━━━━━ MATERIAL PROVIDED ━━━━━

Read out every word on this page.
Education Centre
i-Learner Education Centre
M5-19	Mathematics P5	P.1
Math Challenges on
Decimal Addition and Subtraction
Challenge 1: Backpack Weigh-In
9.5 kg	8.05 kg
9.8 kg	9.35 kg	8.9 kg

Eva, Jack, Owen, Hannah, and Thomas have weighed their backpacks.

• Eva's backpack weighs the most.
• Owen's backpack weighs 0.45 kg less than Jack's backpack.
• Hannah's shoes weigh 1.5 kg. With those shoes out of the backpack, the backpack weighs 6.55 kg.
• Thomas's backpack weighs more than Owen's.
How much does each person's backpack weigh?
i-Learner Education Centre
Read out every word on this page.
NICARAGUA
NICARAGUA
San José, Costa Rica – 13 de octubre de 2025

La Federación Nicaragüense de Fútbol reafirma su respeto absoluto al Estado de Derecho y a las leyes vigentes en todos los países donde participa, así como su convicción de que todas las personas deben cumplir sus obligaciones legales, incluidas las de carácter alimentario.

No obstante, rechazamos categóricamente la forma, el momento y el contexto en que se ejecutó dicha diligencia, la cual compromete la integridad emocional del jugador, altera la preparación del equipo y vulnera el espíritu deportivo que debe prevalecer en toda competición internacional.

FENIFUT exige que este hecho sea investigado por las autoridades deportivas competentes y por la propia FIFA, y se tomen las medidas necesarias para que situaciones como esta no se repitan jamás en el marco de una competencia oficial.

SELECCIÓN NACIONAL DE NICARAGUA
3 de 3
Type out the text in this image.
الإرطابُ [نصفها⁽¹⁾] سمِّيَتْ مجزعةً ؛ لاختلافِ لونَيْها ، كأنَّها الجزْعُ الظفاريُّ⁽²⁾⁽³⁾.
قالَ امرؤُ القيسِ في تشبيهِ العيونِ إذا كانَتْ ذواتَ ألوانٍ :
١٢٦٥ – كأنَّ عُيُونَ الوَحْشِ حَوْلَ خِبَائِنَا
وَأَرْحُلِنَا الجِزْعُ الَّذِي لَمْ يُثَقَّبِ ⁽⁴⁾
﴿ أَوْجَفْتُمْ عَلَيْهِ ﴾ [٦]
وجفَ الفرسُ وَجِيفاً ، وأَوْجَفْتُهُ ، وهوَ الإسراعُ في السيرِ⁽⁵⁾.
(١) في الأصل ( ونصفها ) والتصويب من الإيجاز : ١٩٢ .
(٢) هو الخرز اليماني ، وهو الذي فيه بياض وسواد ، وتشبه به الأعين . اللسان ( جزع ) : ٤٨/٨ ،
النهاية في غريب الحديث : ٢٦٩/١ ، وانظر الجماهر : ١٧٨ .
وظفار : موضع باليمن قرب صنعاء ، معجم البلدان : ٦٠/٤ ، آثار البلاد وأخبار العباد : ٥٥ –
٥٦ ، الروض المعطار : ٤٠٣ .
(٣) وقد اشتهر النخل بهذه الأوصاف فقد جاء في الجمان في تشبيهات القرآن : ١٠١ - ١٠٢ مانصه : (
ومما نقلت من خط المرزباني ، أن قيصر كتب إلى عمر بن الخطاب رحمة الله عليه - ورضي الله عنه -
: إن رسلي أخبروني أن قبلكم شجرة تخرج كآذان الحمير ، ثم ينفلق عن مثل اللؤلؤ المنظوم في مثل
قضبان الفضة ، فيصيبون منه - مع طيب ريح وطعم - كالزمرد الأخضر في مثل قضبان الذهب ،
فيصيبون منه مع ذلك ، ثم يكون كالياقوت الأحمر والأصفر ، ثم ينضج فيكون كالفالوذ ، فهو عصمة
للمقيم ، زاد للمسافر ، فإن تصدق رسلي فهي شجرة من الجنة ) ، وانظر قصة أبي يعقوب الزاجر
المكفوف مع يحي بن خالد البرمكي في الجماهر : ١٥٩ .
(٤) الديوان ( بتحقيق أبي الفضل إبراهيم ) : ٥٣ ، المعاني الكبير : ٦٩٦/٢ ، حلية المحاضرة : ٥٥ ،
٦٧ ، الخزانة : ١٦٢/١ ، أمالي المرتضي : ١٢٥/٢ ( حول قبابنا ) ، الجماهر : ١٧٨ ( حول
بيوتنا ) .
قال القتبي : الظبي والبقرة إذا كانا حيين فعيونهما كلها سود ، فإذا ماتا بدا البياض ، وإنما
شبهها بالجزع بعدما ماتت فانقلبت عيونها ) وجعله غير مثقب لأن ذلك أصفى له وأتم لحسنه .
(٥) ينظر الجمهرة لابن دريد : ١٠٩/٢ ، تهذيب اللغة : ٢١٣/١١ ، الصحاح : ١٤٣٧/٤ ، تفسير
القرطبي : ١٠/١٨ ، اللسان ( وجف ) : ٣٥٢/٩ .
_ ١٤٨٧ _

━━━━━

* WRITTEN INSTRUCTION *
Set down each entry again, unchanged.

* COMPLETE ANSWER *
Read out every word on this page.
Education Centre
i-Learner Education Centre
M5-19	Mathematics P5	P.1
Math Challenges on
Decimal Addition and Subtraction
Challenge 1: Backpack Weigh-In
9.5 kg	8.05 kg
9.8 kg	9.35 kg	8.9 kg

Eva, Jack, Owen, Hannah, and Thomas have weighed their backpacks.

• Eva's backpack weighs the most.
• Owen's backpack weighs 0.45 kg less than Jack's backpack.
• Hannah's shoes weigh 1.5 kg. With those shoes out of the backpack, the backpack weighs 6.55 kg.
• Thomas's backpack weighs more than Owen's.
How much does each person's backpack weigh?
i-Learner Education Centre
Read out every word on this page.
NICARAGUA
NICARAGUA
San José, Costa Rica – 13 de octubre de 2025

La Federación Nicaragüense de Fútbol reafirma su respeto absoluto al Estado de Derecho y a las leyes vigentes en todos los países donde participa, así como su convicción de que todas las personas deben cumplir sus obligaciones legales, incluidas las de carácter alimentario.

No obstante, rechazamos categóricamente la forma, el momento y el contexto en que se ejecutó dicha diligencia, la cual compromete la integridad emocional del jugador, altera la preparación del equipo y vulnera el espíritu deportivo que debe prevalecer en toda competición internacional.

FENIFUT exige que este hecho sea investigado por las autoridades deportivas competentes y por la propia FIFA, y se tomen las medidas necesarias para que situaciones como esta no se repitan jamás en el marco de una competencia oficial.

SELECCIÓN NACIONAL DE NICARAGUA
3 de 3
Type out the text in this image.
الإرطابُ [نصفها⁽¹⁾] سمِّيَتْ مجزعةً ؛ لاختلافِ لونَيْها ، كأنَّها الجزْعُ الظفاريُّ⁽²⁾⁽³⁾.
قالَ امرؤُ القيسِ في تشبيهِ العيونِ إذا كانَتْ ذواتَ ألوانٍ :
١٢٦٥ – كأنَّ عُيُونَ الوَحْشِ حَوْلَ خِبَائِنَا
وَأَرْحُلِنَا الجِزْعُ الَّذِي لَمْ يُثَقَّبِ ⁽⁴⁾
﴿ أَوْجَفْتُمْ عَلَيْهِ ﴾ [٦]
وجفَ الفرسُ وَجِيفاً ، وأَوْجَفْتُهُ ، وهوَ الإسراعُ في السيرِ⁽⁵⁾.
(١) في الأصل ( ونصفها ) والتصويب من الإيجاز : ١٩٢ .
(٢) هو الخرز اليماني ، وهو الذي فيه بياض وسواد ، وتشبه به الأعين . اللسان ( جزع ) : ٤٨/٨ ،
النهاية في غريب الحديث : ٢٦٩/١ ، وانظر الجماهر : ١٧٨ .
وظفار : موضع باليمن قرب صنعاء ، معجم البلدان : ٦٠/٤ ، آثار البلاد وأخبار العباد : ٥٥ –
٥٦ ، الروض المعطار : ٤٠٣ .
(٣) وقد اشتهر النخل بهذه الأوصاف فقد جاء في الجمان في تشبيهات القرآن : ١٠١ - ١٠٢ مانصه : (
ومما نقلت من خط المرزباني ، أن قيصر كتب إلى عمر بن الخطاب رحمة الله عليه - ورضي الله عنه -
: إن رسلي أخبروني أن قبلكم شجرة تخرج كآذان الحمير ، ثم ينفلق عن مثل اللؤلؤ المنظوم في مثل
قضبان الفضة ، فيصيبون منه - مع طيب ريح وطعم - كالزمرد الأخضر في مثل قضبان الذهب ،
فيصيبون منه مع ذلك ، ثم يكون كالياقوت الأحمر والأصفر ، ثم ينضج فيكون كالفالوذ ، فهو عصمة
للمقيم ، زاد للمسافر ، فإن تصدق رسلي فهي شجرة من الجنة ) ، وانظر قصة أبي يعقوب الزاجر
المكفوف مع يحي بن خالد البرمكي في الجماهر : ١٥٩ .
(٤) الديوان ( بتحقيق أبي الفضل إبراهيم ) : ٥٣ ، المعاني الكبير : ٦٩٦/٢ ، حلية المحاضرة : ٥٥ ،
٦٧ ، الخزانة : ١٦٢/١ ، أمالي المرتضي : ١٢٥/٢ ( حول قبابنا ) ، الجماهر : ١٧٨ ( حول
بيوتنا ) .
قال القتبي : الظبي والبقرة إذا كانا حيين فعيونهما كلها سود ، فإذا ماتا بدا البياض ، وإنما
شبهها بالجزع بعدما ماتت فانقلبت عيونها ) وجعله غير مثقب لأن ذلك أصفى له وأتم لحسنه .
(٥) ينظر الجمهرة لابن دريد : ١٠٩/٢ ، تهذيب اللغة : ٢١٣/١١ ، الصحاح : ١٤٣٧/٤ ، تفسير
القرطبي : ١٠/١٨ ، اللسان ( وجف ) : ٣٥٢/٩ .
_ ١٤٨٧ _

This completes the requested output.